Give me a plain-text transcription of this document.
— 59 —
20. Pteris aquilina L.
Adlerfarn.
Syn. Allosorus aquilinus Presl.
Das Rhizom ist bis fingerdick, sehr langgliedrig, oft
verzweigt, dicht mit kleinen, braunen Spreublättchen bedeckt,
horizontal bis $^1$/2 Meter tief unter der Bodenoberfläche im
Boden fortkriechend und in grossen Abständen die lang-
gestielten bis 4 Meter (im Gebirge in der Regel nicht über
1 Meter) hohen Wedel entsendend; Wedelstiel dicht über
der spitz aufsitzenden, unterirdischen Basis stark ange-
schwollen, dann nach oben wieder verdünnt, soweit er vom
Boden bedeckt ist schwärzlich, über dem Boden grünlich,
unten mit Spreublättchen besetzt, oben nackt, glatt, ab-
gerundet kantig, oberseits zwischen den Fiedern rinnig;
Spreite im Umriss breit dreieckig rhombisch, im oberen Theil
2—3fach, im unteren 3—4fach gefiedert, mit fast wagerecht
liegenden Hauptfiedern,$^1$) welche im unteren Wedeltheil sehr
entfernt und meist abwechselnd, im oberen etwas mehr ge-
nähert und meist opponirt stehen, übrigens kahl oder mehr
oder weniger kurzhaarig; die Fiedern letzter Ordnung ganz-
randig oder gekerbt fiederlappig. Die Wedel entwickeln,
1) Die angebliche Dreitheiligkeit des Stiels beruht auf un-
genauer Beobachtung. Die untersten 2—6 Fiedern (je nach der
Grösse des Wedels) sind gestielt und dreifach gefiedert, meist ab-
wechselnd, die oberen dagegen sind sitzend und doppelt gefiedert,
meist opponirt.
------------------------------------------------------------
▶ The exercise
Reproduce each line verbatim.

▶ Answer for this exercise
Give me a plain-text transcription of this document.
— 59 —
20. Pteris aquilina L.
Adlerfarn.
Syn. Allosorus aquilinus Presl.
Das Rhizom ist bis fingerdick, sehr langgliedrig, oft
verzweigt, dicht mit kleinen, braunen Spreublättchen bedeckt,
horizontal bis $^1$/2 Meter tief unter der Bodenoberfläche im
Boden fortkriechend und in grossen Abständen die lang-
gestielten bis 4 Meter (im Gebirge in der Regel nicht über
1 Meter) hohen Wedel entsendend; Wedelstiel dicht über
der spitz aufsitzenden, unterirdischen Basis stark ange-
schwollen, dann nach oben wieder verdünnt, soweit er vom
Boden bedeckt ist schwärzlich, über dem Boden grünlich,
unten mit Spreublättchen besetzt, oben nackt, glatt, ab-
gerundet kantig, oberseits zwischen den Fiedern rinnig;
Spreite im Umriss breit dreieckig rhombisch, im oberen Theil
2—3fach, im unteren 3—4fach gefiedert, mit fast wagerecht
liegenden Hauptfiedern,$^1$) welche im unteren Wedeltheil sehr
entfernt und meist abwechselnd, im oberen etwas mehr ge-
nähert und meist opponirt stehen, übrigens kahl oder mehr
oder weniger kurzhaarig; die Fiedern letzter Ordnung ganz-
randig oder gekerbt fiederlappig. Die Wedel entwickeln,
1) Die angebliche Dreitheiligkeit des Stiels beruht auf un-
genauer Beobachtung. Die untersten 2—6 Fiedern (je nach der
Grösse des Wedels) sind gestielt und dreifach gefiedert, meist ab-
wechselnd, die oberen dagegen sind sitzend und doppelt gefiedert,
meist opponirt.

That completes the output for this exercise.